# WHAT NEEDS TO BE DONE
Put every line from the first one through the one containing "content-list: Características Transmissão" into a JSON list of strings, one string per line, with blank lines omitted.

Element and region listings
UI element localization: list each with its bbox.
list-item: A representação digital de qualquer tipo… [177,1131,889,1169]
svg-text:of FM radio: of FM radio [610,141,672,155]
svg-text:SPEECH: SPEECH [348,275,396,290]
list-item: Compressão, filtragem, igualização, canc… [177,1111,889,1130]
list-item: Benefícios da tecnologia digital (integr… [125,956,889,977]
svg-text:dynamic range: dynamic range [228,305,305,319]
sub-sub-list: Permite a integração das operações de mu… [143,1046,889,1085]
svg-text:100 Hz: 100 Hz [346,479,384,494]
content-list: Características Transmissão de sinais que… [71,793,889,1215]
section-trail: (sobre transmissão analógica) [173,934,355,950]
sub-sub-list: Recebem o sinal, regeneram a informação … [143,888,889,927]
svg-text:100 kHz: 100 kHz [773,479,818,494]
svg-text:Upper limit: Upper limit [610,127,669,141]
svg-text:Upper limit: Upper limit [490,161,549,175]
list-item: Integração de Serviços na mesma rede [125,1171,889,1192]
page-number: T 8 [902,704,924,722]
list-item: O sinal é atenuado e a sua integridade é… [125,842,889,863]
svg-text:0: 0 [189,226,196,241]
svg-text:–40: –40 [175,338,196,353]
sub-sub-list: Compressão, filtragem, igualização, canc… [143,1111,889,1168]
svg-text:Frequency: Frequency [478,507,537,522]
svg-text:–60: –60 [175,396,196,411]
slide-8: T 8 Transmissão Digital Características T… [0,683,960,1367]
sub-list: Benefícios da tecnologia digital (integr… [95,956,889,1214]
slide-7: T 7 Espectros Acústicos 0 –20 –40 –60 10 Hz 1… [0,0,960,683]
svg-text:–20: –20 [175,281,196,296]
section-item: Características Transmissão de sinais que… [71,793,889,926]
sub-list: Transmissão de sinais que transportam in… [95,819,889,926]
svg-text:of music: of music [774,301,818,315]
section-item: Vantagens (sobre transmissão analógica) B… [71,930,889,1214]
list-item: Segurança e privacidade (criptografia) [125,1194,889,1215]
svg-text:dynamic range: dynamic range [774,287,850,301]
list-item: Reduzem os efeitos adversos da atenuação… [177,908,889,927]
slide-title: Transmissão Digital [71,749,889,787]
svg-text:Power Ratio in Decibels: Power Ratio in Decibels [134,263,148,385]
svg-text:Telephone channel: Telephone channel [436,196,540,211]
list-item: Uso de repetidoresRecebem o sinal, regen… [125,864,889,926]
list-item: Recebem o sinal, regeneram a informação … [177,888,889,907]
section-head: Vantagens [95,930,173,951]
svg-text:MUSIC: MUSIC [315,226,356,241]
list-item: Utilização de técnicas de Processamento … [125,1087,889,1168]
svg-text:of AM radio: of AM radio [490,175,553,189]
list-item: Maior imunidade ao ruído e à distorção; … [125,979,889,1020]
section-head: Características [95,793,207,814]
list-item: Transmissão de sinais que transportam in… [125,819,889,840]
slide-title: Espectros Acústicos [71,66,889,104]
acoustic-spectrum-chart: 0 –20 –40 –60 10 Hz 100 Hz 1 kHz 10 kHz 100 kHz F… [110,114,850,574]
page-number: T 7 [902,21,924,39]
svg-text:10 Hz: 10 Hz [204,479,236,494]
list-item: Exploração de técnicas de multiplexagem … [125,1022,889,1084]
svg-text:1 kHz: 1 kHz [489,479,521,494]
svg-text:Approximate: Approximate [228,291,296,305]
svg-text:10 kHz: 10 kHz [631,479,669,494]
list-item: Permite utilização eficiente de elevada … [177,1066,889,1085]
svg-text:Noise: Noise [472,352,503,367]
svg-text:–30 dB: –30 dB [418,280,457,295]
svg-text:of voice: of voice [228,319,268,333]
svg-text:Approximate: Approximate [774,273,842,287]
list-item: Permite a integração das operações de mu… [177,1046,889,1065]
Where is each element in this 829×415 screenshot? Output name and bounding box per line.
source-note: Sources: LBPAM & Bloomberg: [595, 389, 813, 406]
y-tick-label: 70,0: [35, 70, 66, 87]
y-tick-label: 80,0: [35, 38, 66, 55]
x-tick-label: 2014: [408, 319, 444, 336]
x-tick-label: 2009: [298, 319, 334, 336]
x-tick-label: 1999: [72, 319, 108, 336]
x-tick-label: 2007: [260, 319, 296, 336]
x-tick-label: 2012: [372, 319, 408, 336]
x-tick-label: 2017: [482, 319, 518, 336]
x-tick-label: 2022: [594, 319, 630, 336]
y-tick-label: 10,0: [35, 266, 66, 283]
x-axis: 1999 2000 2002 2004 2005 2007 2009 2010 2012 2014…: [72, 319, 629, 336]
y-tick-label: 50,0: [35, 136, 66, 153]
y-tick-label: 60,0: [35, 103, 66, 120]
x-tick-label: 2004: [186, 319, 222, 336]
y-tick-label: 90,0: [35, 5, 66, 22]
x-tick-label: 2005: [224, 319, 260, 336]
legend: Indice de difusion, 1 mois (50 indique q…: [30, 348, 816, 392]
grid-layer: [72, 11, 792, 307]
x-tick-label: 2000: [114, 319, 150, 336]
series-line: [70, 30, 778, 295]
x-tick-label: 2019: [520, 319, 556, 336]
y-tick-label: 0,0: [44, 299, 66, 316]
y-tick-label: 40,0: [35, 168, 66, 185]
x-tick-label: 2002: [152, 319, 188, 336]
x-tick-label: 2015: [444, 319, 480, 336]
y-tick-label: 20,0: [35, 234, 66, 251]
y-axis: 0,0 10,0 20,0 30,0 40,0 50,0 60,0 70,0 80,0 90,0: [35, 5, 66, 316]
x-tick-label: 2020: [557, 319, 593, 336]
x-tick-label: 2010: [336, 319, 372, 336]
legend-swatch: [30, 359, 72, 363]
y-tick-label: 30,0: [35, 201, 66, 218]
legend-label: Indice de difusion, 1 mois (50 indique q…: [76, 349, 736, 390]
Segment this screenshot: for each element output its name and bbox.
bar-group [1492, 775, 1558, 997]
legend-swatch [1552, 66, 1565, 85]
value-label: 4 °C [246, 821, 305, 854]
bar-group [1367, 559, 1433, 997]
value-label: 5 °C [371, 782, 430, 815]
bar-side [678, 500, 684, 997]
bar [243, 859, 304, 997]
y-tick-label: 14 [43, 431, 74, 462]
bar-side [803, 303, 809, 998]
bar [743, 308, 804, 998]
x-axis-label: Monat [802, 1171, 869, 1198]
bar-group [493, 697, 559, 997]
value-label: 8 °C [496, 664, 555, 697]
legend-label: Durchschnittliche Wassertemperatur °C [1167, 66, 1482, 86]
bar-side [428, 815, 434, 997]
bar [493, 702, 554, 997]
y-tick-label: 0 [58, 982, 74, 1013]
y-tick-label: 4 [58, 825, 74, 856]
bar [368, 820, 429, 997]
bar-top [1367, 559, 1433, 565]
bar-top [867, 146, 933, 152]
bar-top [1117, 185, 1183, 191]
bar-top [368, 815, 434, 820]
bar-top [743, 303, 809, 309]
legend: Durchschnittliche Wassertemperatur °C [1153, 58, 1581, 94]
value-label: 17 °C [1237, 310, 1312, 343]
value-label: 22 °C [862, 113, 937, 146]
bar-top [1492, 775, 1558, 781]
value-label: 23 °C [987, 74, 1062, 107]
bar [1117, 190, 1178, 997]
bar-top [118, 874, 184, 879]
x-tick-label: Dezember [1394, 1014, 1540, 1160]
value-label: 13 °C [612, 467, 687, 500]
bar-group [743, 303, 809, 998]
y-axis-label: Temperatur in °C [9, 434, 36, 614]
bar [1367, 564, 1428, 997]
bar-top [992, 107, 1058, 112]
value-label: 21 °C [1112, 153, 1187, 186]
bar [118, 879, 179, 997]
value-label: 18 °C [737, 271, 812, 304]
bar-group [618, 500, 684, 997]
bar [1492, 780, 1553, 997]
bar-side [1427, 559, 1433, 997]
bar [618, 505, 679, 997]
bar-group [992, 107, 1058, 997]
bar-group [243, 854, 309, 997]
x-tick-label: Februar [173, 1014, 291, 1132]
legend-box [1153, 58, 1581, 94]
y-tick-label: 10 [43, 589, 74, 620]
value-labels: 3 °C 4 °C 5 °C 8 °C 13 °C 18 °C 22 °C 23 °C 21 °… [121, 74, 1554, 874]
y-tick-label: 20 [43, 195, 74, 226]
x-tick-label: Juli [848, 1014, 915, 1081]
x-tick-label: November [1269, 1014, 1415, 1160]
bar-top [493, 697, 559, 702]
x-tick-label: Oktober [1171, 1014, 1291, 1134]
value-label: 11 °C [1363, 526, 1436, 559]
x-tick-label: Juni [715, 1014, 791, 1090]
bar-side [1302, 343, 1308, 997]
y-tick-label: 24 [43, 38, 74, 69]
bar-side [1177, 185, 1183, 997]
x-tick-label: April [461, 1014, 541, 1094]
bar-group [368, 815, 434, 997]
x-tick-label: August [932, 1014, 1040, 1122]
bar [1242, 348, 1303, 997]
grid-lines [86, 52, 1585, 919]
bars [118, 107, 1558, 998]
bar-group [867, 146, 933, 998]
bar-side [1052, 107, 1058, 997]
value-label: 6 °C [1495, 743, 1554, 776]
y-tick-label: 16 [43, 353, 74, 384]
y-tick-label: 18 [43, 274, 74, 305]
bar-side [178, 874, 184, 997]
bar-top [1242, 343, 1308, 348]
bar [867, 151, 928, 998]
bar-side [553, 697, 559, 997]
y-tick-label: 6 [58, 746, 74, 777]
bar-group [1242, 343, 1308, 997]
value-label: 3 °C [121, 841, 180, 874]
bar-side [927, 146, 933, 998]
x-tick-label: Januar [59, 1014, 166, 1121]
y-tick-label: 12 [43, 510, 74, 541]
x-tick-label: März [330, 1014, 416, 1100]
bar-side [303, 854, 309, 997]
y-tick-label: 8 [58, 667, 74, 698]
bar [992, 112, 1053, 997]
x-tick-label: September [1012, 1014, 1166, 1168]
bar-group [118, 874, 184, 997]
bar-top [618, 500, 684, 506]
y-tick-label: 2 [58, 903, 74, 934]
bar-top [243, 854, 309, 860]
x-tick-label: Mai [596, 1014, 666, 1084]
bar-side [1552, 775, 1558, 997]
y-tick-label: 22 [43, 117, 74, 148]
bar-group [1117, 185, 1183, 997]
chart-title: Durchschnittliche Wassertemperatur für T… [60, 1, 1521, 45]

# SOLUTION FOR THIS PROBLEM
[
  "UI element localization: list each with its bbox.",
  "list-item: A representação digital de qualquer tipo… [177,1131,889,1169]",
  "svg-text:of FM radio: of FM radio [610,141,672,155]",
  "svg-text:SPEECH: SPEECH [348,275,396,290]",
  "list-item: Compressão, filtragem, igualização, canc… [177,1111,889,1130]",
  "list-item: Benefícios da tecnologia digital (integr… [125,956,889,977]",
  "svg-text:dynamic range: dynamic range [228,305,305,319]",
  "sub-sub-list: Permite a integração das operações de mu… [143,1046,889,1085]",
  "svg-text:100 Hz: 100 Hz [346,479,384,494]",
  "content-list: Características Transmissão de sinais que… [71,793,889,1215]"
]